>> Begin GIVEN DATA
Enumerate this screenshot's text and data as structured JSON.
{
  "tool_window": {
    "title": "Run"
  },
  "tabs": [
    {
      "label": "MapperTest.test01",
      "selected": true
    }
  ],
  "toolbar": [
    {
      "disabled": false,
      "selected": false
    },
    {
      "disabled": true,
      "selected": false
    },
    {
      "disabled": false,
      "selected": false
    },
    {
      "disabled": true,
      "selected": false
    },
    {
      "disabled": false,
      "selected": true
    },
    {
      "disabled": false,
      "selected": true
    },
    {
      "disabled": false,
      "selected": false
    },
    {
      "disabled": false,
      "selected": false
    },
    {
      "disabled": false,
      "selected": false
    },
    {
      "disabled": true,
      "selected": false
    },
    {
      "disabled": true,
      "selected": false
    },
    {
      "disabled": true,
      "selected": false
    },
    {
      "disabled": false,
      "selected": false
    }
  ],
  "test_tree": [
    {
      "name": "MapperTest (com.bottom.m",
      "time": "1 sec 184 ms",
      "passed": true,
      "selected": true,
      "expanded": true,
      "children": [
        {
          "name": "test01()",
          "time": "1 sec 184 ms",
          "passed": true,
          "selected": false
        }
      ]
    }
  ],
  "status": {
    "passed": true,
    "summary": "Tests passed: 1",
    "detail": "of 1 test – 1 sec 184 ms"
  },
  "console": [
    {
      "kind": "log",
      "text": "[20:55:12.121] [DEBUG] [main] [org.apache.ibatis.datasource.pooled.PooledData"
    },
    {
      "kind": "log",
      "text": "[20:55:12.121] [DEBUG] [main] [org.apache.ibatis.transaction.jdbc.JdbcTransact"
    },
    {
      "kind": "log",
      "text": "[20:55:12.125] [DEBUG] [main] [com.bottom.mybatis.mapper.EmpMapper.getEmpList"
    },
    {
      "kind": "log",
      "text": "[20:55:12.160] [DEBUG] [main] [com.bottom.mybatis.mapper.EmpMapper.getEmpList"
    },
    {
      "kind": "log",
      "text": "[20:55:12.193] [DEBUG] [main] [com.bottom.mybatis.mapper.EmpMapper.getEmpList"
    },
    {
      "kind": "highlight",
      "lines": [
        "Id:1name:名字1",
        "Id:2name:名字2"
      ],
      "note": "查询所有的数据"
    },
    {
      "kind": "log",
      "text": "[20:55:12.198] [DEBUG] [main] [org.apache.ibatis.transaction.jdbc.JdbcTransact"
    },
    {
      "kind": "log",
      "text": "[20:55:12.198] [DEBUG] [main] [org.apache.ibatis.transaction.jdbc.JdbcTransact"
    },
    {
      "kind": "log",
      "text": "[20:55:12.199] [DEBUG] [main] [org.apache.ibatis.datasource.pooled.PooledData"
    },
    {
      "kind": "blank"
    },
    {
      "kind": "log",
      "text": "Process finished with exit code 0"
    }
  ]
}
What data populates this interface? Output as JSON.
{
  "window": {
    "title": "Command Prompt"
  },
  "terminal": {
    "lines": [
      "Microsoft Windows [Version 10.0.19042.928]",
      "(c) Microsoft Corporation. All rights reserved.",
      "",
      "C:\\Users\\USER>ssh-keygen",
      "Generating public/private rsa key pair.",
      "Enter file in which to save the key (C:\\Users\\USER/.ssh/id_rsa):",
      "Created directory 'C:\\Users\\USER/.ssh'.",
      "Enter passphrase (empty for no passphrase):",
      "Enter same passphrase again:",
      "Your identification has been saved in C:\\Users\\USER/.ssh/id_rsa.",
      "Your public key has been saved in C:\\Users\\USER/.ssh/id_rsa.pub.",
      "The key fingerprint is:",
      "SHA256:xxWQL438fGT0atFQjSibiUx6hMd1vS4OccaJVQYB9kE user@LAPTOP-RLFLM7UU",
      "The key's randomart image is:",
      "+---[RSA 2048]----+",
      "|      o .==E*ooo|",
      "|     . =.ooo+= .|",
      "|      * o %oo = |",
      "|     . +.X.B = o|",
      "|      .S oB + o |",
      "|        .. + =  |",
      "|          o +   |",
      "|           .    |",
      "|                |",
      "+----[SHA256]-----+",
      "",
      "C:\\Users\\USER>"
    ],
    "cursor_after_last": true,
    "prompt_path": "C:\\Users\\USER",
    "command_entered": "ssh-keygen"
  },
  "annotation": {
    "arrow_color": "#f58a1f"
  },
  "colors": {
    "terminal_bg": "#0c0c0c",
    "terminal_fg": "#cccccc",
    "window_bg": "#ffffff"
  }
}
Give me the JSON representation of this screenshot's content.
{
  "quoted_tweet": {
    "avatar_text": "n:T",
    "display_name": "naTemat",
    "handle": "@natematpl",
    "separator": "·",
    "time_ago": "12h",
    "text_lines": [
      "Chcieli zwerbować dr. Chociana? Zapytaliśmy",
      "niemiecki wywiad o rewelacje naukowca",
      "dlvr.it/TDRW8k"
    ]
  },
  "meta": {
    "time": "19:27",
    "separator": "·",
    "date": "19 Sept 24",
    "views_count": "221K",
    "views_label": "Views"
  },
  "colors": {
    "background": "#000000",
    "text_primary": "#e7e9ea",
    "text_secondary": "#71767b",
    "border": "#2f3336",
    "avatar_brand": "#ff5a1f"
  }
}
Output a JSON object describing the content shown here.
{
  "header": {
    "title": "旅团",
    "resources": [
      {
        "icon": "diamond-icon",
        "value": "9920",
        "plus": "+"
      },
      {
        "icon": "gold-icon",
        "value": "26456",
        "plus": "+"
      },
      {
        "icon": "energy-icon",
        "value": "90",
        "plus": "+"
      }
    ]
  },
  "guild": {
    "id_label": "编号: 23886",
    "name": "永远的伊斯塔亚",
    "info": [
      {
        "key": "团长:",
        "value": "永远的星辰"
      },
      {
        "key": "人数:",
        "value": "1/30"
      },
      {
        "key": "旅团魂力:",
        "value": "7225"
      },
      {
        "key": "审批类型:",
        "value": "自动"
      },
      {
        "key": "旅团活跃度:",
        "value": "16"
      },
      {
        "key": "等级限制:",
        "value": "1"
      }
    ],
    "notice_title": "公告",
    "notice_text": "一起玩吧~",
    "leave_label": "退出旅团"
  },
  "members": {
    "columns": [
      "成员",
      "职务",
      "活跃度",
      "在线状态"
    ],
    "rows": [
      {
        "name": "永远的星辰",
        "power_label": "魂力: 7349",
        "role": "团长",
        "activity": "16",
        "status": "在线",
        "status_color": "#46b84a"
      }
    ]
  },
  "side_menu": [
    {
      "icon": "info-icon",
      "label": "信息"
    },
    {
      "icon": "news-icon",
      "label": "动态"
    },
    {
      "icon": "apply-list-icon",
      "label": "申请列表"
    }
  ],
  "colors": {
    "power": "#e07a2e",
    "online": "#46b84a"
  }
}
>> End GIVEN DATA
## WHAT IS ASKED
Exactly reproduce every line found in the records.

## COMPLETE OUTPUT
Enumerate this screenshot's text and data as structured JSON.
{
  "tool_window": {
    "title": "Run"
  },
  "tabs": [
    {
      "label": "MapperTest.test01",
      "selected": true
    }
  ],
  "toolbar": [
    {
      "disabled": false,
      "selected": false
    },
    {
      "disabled": true,
      "selected": false
    },
    {
      "disabled": false,
      "selected": false
    },
    {
      "disabled": true,
      "selected": false
    },
    {
      "disabled": false,
      "selected": true
    },
    {
      "disabled": false,
      "selected": true
    },
    {
      "disabled": false,
      "selected": false
    },
    {
      "disabled": false,
      "selected": false
    },
    {
      "disabled": false,
      "selected": false
    },
    {
      "disabled": true,
      "selected": false
    },
    {
      "disabled": true,
      "selected": false
    },
    {
      "disabled": true,
      "selected": false
    },
    {
      "disabled": false,
      "selected": false
    }
  ],
  "test_tree": [
    {
      "name": "MapperTest (com.bottom.m",
      "time": "1 sec 184 ms",
      "passed": true,
      "selected": true,
      "expanded": true,
      "children": [
        {
          "name": "test01()",
          "time": "1 sec 184 ms",
          "passed": true,
          "selected": false
        }
      ]
    }
  ],
  "status": {
    "passed": true,
    "summary": "Tests passed: 1",
    "detail": "of 1 test – 1 sec 184 ms"
  },
  "console": [
    {
      "kind": "log",
      "text": "[20:55:12.121] [DEBUG] [main] [org.apache.ibatis.datasource.pooled.PooledData"
    },
    {
      "kind": "log",
      "text": "[20:55:12.121] [DEBUG] [main] [org.apache.ibatis.transaction.jdbc.JdbcTransact"
    },
    {
      "kind": "log",
      "text": "[20:55:12.125] [DEBUG] [main] [com.bottom.mybatis.mapper.EmpMapper.getEmpList"
    },
    {
      "kind": "log",
      "text": "[20:55:12.160] [DEBUG] [main] [com.bottom.mybatis.mapper.EmpMapper.getEmpList"
    },
    {
      "kind": "log",
      "text": "[20:55:12.193] [DEBUG] [main] [com.bottom.mybatis.mapper.EmpMapper.getEmpList"
    },
    {
      "kind": "highlight",
      "lines": [
        "Id:1name:名字1",
        "Id:2name:名字2"
      ],
      "note": "查询所有的数据"
    },
    {
      "kind": "log",
      "text": "[20:55:12.198] [DEBUG] [main] [org.apache.ibatis.transaction.jdbc.JdbcTransact"
    },
    {
      "kind": "log",
      "text": "[20:55:12.198] [DEBUG] [main] [org.apache.ibatis.transaction.jdbc.JdbcTransact"
    },
    {
      "kind": "log",
      "text": "[20:55:12.199] [DEBUG] [main] [org.apache.ibatis.datasource.pooled.PooledData"
    },
    {
      "kind": "blank"
    },
    {
      "kind": "log",
      "text": "Process finished with exit code 0"
    }
  ]
}
What data populates this interface? Output as JSON.
{
  "window": {
    "title": "Command Prompt"
  },
  "terminal": {
    "lines": [
      "Microsoft Windows [Version 10.0.19042.928]",
      "(c) Microsoft Corporation. All rights reserved.",
      "",
      "C:\\Users\\USER>ssh-keygen",
      "Generating public/private rsa key pair.",
      "Enter file in which to save the key (C:\\Users\\USER/.ssh/id_rsa):",
      "Created directory 'C:\\Users\\USER/.ssh'.",
      "Enter passphrase (empty for no passphrase):",
      "Enter same passphrase again:",
      "Your identification has been saved in C:\\Users\\USER/.ssh/id_rsa.",
      "Your public key has been saved in C:\\Users\\USER/.ssh/id_rsa.pub.",
      "The key fingerprint is:",
      "SHA256:xxWQL438fGT0atFQjSibiUx6hMd1vS4OccaJVQYB9kE user@LAPTOP-RLFLM7UU",
      "The key's randomart image is:",
      "+---[RSA 2048]----+",
      "|      o .==E*ooo|",
      "|     . =.ooo+= .|",
      "|      * o %oo = |",
      "|     . +.X.B = o|",
      "|      .S oB + o |",
      "|        .. + =  |",
      "|          o +   |",
      "|           .    |",
      "|                |",
      "+----[SHA256]-----+",
      "",
      "C:\\Users\\USER>"
    ],
    "cursor_after_last": true,
    "prompt_path": "C:\\Users\\USER",
    "command_entered": "ssh-keygen"
  },
  "annotation": {
    "arrow_color": "#f58a1f"
  },
  "colors": {
    "terminal_bg": "#0c0c0c",
    "terminal_fg": "#cccccc",
    "window_bg": "#ffffff"
  }
}
Give me the JSON representation of this screenshot's content.
{
  "quoted_tweet": {
    "avatar_text": "n:T",
    "display_name": "naTemat",
    "handle": "@natematpl",
    "separator": "·",
    "time_ago": "12h",
    "text_lines": [
      "Chcieli zwerbować dr. Chociana? Zapytaliśmy",
      "niemiecki wywiad o rewelacje naukowca",
      "dlvr.it/TDRW8k"
    ]
  },
  "meta": {
    "time": "19:27",
    "separator": "·",
    "date": "19 Sept 24",
    "views_count": "221K",
    "views_label": "Views"
  },
  "colors": {
    "background": "#000000",
    "text_primary": "#e7e9ea",
    "text_secondary": "#71767b",
    "border": "#2f3336",
    "avatar_brand": "#ff5a1f"
  }
}
Output a JSON object describing the content shown here.
{
  "header": {
    "title": "旅团",
    "resources": [
      {
        "icon": "diamond-icon",
        "value": "9920",
        "plus": "+"
      },
      {
        "icon": "gold-icon",
        "value": "26456",
        "plus": "+"
      },
      {
        "icon": "energy-icon",
        "value": "90",
        "plus": "+"
      }
    ]
  },
  "guild": {
    "id_label": "编号: 23886",
    "name": "永远的伊斯塔亚",
    "info": [
      {
        "key": "团长:",
        "value": "永远的星辰"
      },
      {
        "key": "人数:",
        "value": "1/30"
      },
      {
        "key": "旅团魂力:",
        "value": "7225"
      },
      {
        "key": "审批类型:",
        "value": "自动"
      },
      {
        "key": "旅团活跃度:",
        "value": "16"
      },
      {
        "key": "等级限制:",
        "value": "1"
      }
    ],
    "notice_title": "公告",
    "notice_text": "一起玩吧~",
    "leave_label": "退出旅团"
  },
  "members": {
    "columns": [
      "成员",
      "职务",
      "活跃度",
      "在线状态"
    ],
    "rows": [
      {
        "name": "永远的星辰",
        "power_label": "魂力: 7349",
        "role": "团长",
        "activity": "16",
        "status": "在线",
        "status_color": "#46b84a"
      }
    ]
  },
  "side_menu": [
    {
      "icon": "info-icon",
      "label": "信息"
    },
    {
      "icon": "news-icon",
      "label": "动态"
    },
    {
      "icon": "apply-list-icon",
      "label": "申请列表"
    }
  ],
  "colors": {
    "power": "#e07a2e",
    "online": "#46b84a"
  }
}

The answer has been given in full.